**Aim of the task:** Take the entries that follow and return only the lines from the one with "Enumerate this screenshot's" through the final line, leaving every picture behind.

Dataset rows about figures:
▬▬▬▬▬▬
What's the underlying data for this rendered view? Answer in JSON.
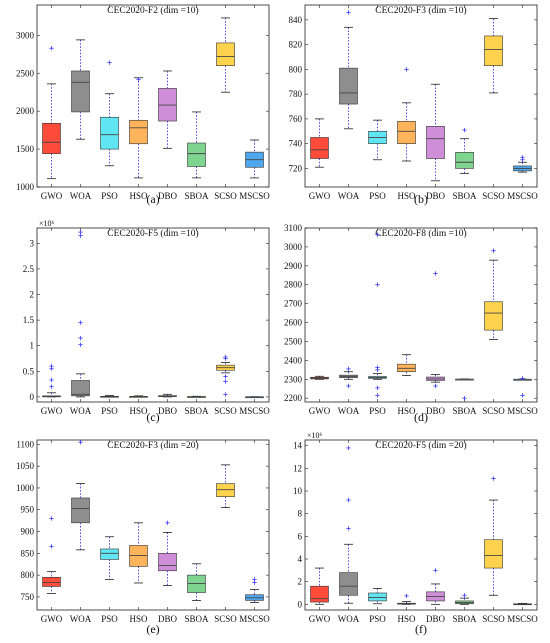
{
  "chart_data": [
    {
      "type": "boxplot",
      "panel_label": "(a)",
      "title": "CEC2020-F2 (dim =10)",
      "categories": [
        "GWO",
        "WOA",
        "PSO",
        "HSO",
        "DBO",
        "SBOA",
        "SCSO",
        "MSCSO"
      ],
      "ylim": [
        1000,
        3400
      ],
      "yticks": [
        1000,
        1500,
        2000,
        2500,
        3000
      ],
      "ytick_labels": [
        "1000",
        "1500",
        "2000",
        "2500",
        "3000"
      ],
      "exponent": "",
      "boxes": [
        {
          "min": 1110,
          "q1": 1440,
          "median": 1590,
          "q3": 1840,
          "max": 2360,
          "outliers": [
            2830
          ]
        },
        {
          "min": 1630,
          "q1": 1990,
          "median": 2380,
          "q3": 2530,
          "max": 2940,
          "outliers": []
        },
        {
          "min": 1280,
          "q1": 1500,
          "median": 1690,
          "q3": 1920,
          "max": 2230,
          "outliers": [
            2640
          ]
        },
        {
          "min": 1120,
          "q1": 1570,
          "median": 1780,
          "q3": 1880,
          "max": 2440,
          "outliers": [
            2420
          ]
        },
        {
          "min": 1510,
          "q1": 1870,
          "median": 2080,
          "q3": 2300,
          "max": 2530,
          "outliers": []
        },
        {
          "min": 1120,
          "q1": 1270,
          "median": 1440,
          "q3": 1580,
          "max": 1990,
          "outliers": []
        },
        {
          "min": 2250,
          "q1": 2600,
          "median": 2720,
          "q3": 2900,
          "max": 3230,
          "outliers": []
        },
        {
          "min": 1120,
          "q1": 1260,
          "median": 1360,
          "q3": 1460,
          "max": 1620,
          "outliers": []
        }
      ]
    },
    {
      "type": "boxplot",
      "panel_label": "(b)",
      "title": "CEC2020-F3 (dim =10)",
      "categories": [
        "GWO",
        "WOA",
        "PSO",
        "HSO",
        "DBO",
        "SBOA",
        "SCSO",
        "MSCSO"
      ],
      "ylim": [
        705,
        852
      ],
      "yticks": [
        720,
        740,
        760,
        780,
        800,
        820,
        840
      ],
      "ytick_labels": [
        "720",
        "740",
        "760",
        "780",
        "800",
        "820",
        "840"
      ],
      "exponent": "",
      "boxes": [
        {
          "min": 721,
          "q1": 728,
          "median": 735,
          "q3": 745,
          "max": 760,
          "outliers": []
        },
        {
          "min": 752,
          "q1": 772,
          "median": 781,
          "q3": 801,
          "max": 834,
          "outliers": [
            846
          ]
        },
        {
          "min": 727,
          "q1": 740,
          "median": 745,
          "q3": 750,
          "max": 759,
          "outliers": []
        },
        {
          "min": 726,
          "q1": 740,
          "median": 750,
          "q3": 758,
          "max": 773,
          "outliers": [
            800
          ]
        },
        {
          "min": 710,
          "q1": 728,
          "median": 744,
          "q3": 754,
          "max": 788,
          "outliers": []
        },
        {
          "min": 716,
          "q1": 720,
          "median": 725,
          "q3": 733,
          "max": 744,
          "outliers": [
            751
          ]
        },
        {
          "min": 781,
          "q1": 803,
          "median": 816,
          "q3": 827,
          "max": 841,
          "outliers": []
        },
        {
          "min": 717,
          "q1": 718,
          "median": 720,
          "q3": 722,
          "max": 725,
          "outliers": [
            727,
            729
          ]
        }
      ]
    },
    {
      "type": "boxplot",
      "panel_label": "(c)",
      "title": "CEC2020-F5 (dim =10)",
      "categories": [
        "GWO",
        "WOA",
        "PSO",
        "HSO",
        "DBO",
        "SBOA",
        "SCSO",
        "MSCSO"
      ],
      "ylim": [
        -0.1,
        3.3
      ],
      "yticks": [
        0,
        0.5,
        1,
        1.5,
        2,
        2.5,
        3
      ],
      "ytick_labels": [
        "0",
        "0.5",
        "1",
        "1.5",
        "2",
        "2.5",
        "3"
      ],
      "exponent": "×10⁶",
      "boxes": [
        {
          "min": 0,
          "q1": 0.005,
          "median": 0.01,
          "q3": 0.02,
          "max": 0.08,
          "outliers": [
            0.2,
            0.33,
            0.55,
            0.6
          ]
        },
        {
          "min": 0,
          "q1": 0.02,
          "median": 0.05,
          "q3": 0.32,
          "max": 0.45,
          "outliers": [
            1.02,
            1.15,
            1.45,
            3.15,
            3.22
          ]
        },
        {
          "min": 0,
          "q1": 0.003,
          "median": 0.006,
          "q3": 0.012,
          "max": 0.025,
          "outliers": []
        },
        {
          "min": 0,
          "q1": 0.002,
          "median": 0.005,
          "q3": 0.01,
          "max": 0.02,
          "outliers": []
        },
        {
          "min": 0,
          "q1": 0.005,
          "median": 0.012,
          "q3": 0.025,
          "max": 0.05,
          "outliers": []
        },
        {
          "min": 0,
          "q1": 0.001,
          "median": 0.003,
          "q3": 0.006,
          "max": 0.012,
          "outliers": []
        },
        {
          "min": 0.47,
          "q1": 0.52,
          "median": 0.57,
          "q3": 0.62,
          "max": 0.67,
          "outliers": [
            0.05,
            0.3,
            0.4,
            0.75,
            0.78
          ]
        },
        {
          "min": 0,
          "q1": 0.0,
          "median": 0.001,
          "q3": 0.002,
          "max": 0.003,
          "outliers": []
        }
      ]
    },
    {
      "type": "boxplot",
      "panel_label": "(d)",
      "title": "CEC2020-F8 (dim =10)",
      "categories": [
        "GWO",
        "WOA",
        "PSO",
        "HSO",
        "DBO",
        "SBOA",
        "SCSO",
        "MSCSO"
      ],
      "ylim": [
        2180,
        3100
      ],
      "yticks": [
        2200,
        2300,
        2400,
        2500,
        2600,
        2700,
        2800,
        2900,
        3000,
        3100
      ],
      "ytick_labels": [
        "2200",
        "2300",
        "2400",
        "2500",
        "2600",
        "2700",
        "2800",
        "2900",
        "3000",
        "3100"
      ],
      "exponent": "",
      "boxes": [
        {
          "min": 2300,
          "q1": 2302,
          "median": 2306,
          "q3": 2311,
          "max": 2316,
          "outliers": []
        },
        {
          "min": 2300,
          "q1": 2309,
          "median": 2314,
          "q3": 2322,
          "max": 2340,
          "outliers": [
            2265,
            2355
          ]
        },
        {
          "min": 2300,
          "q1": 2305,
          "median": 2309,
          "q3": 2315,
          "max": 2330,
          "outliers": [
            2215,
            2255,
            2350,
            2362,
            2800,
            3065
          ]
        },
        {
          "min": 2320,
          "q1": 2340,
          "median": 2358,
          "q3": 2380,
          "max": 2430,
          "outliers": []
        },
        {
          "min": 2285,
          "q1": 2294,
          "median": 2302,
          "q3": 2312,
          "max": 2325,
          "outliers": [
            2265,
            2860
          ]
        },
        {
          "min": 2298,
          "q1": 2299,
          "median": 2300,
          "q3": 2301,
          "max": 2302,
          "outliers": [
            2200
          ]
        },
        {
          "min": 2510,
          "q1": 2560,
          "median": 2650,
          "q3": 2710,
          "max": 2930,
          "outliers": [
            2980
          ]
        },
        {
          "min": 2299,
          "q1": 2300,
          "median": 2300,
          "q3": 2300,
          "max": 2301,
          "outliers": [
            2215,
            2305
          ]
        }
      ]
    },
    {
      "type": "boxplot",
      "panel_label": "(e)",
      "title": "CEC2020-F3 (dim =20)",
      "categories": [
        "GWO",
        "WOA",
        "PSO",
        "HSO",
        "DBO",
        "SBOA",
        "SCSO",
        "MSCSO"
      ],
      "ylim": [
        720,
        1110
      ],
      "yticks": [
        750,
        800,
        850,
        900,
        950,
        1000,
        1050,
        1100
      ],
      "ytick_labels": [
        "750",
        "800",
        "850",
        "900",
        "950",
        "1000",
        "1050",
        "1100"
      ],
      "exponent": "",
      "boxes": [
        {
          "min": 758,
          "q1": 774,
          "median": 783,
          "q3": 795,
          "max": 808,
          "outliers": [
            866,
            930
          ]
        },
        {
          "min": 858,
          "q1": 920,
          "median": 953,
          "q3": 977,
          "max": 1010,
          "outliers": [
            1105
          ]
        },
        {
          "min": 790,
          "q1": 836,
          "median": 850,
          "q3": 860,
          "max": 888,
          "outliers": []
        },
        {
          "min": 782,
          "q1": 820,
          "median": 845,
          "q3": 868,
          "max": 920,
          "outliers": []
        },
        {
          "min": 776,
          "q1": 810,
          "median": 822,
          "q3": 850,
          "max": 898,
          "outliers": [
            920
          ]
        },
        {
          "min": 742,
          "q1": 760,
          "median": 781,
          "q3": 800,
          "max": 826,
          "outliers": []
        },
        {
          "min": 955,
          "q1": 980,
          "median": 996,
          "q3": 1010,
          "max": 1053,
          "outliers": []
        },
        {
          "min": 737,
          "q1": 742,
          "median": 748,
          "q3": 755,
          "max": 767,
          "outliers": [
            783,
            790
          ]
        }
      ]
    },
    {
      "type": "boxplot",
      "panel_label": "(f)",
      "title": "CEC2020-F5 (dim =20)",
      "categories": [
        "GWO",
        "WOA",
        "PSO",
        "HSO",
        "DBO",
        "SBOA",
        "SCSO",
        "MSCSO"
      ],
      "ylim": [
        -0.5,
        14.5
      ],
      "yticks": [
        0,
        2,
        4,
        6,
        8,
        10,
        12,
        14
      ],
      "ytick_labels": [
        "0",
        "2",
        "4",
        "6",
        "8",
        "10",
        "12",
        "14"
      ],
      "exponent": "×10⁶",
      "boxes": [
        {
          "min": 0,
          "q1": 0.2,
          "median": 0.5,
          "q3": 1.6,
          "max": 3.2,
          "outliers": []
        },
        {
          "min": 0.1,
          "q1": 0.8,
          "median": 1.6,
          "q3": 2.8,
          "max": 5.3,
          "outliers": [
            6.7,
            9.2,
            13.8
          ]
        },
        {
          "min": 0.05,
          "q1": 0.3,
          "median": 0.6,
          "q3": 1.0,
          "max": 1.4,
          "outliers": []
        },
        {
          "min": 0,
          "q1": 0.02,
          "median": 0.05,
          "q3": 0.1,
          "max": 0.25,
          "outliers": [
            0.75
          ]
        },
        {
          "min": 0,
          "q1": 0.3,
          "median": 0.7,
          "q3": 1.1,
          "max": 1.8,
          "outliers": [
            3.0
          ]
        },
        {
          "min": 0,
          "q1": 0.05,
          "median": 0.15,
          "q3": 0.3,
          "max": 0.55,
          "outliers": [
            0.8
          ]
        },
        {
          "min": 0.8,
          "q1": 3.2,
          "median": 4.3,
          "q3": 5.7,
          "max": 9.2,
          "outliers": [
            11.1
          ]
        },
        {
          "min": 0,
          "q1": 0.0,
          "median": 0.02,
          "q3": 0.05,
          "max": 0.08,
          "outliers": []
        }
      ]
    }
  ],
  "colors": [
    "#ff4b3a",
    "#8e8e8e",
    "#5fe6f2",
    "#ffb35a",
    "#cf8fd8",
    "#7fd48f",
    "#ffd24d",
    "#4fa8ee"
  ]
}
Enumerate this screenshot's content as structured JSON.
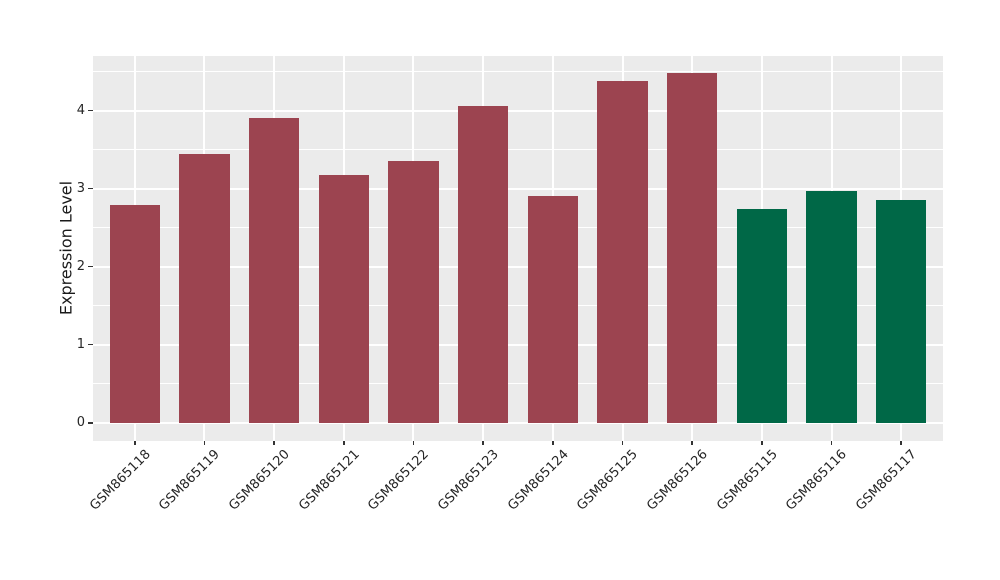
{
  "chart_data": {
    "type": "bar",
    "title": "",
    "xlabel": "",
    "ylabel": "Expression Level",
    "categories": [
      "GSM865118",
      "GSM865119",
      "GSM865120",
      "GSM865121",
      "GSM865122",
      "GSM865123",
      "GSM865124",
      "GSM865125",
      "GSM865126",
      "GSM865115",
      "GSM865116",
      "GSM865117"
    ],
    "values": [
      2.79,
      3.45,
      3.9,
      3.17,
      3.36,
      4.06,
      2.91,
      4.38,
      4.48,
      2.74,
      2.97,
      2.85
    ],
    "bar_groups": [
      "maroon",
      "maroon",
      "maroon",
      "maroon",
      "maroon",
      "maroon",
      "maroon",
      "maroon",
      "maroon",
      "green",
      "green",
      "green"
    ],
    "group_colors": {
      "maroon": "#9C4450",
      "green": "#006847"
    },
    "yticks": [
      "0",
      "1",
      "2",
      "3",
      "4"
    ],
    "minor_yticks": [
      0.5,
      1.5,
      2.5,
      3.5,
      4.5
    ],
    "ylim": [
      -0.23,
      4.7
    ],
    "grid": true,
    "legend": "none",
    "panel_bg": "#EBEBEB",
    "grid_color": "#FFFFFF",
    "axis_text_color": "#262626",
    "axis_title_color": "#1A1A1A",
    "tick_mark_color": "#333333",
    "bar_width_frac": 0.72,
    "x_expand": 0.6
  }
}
▬▬▬▬▬▬
**Full answer:**
Enumerate this screenshot's content as structured JSON.
{
  "chart_data": {
    "type": "bar",
    "title": "",
    "xlabel": "",
    "ylabel": "Expression Level",
    "categories": [
      "GSM865118",
      "GSM865119",
      "GSM865120",
      "GSM865121",
      "GSM865122",
      "GSM865123",
      "GSM865124",
      "GSM865125",
      "GSM865126",
      "GSM865115",
      "GSM865116",
      "GSM865117"
    ],
    "values": [
      2.79,
      3.45,
      3.9,
      3.17,
      3.36,
      4.06,
      2.91,
      4.38,
      4.48,
      2.74,
      2.97,
      2.85
    ],
    "bar_groups": [
      "maroon",
      "maroon",
      "maroon",
      "maroon",
      "maroon",
      "maroon",
      "maroon",
      "maroon",
      "maroon",
      "green",
      "green",
      "green"
    ],
    "group_colors": {
      "maroon": "#9C4450",
      "green": "#006847"
    },
    "yticks": [
      "0",
      "1",
      "2",
      "3",
      "4"
    ],
    "minor_yticks": [
      0.5,
      1.5,
      2.5,
      3.5,
      4.5
    ],
    "ylim": [
      -0.23,
      4.7
    ],
    "grid": true,
    "legend": "none",
    "panel_bg": "#EBEBEB",
    "grid_color": "#FFFFFF",
    "axis_text_color": "#262626",
    "axis_title_color": "#1A1A1A",
    "tick_mark_color": "#333333",
    "bar_width_frac": 0.72,
    "x_expand": 0.6
  }
}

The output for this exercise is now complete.